* **AIM OF THE TASK**
Locate and copy each line in the data that contains the word "concelho".

* **EXTRACTED ENTRIES**
[START]

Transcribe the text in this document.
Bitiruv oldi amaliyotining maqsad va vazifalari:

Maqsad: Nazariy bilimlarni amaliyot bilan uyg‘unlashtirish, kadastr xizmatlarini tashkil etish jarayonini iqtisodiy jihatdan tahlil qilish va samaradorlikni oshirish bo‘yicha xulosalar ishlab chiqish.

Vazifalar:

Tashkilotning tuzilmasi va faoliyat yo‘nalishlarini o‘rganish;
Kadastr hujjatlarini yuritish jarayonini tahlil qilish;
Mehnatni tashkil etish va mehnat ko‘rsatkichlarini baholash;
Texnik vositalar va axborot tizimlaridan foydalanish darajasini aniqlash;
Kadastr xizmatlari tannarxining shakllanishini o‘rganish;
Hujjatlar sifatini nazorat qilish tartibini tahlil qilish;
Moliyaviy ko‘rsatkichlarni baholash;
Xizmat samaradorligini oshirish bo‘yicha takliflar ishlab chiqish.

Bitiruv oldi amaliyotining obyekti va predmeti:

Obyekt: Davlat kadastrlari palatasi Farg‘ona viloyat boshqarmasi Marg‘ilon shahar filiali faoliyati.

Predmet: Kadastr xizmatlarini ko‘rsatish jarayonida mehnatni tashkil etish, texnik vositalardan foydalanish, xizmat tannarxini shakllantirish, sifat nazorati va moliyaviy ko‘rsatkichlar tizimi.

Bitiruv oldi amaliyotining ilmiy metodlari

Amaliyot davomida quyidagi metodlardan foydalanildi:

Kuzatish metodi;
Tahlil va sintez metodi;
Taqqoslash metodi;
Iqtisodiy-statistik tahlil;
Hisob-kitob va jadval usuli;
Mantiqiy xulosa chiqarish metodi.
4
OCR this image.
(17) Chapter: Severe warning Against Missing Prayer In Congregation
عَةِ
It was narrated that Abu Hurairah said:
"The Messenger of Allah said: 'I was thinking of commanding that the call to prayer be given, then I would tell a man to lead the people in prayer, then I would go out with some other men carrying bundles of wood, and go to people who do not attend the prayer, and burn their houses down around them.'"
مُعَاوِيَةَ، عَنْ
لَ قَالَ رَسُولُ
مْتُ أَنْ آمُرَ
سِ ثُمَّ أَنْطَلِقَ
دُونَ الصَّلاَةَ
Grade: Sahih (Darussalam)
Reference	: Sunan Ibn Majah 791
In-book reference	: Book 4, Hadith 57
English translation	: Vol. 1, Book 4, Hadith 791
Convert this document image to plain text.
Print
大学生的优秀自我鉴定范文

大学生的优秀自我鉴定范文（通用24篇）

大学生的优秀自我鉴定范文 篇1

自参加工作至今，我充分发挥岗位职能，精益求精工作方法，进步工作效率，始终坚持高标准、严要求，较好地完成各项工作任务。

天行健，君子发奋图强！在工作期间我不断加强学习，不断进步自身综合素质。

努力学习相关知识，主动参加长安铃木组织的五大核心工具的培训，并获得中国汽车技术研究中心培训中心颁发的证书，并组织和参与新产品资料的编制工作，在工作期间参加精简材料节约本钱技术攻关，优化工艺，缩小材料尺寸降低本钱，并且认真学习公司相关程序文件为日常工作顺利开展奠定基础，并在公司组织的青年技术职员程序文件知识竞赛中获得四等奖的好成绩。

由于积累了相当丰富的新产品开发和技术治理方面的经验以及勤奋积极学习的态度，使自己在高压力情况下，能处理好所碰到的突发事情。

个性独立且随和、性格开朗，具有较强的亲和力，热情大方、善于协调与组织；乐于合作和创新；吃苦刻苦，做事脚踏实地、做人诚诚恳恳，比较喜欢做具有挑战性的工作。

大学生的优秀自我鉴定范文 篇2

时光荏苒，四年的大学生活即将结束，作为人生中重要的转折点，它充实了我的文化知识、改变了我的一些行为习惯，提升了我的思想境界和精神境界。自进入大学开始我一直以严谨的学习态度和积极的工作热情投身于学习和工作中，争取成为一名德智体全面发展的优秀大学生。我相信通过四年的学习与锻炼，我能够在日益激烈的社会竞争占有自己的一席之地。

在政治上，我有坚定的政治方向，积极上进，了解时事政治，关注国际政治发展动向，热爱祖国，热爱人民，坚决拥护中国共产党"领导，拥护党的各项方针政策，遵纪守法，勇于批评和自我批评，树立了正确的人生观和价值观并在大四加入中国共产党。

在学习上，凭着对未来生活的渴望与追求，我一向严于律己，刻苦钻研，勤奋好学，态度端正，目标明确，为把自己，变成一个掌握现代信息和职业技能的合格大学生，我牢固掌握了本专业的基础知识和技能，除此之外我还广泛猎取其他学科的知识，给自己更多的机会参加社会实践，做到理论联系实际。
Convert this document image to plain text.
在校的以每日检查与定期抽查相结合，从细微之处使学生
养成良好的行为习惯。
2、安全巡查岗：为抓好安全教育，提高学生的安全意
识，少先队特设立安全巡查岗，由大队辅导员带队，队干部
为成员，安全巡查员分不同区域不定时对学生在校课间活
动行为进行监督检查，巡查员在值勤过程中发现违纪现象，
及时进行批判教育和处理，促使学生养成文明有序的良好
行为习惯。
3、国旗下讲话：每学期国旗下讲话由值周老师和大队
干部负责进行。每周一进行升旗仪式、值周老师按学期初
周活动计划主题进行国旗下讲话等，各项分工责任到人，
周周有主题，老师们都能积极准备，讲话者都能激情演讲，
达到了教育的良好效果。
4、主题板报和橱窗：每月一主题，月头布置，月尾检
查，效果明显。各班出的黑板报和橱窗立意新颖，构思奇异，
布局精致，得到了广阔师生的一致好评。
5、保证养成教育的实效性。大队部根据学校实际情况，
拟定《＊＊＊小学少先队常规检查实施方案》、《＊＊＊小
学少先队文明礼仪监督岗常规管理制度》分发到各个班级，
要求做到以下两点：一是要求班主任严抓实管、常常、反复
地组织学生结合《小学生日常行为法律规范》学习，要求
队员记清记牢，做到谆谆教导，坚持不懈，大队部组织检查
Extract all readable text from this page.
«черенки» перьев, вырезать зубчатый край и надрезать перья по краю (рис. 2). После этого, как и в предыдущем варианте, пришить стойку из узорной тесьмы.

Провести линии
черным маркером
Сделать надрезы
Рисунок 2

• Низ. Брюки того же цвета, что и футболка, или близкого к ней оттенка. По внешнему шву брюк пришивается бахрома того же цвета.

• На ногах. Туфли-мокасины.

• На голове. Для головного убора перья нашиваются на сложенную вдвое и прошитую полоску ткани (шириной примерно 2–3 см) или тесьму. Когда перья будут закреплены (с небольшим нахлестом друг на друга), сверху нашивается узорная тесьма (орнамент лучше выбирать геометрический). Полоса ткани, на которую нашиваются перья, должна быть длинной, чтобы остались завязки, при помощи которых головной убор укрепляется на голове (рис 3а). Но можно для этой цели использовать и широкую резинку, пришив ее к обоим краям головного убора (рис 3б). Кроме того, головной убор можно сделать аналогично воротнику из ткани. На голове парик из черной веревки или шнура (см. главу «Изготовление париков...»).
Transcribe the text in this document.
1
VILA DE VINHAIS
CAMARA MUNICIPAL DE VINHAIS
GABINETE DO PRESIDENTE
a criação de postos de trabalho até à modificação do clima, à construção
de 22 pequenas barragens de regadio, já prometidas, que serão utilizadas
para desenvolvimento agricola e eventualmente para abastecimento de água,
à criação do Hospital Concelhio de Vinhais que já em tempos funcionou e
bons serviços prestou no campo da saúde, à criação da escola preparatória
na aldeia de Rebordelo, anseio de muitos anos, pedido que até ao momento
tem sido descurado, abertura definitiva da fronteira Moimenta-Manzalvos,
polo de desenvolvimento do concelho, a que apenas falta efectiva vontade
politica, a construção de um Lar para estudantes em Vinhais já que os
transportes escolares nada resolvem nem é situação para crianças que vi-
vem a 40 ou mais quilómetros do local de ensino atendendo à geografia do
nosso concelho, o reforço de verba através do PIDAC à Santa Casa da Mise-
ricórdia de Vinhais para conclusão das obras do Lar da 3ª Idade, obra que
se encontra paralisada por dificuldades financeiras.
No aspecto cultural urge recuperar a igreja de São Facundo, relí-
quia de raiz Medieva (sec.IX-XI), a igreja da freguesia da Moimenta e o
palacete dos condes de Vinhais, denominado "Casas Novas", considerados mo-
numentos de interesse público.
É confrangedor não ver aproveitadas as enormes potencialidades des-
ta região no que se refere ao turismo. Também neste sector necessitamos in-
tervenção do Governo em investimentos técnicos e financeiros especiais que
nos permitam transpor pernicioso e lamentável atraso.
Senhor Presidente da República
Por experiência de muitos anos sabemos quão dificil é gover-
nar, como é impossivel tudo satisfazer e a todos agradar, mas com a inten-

[END]

* **EXERCISE RESULT**
polo de desenvolvimento do concelho, a que apenas falta efectiva vontade
nosso concelho, o reforço de verba através do PIDAC à Santa Casa da Mise-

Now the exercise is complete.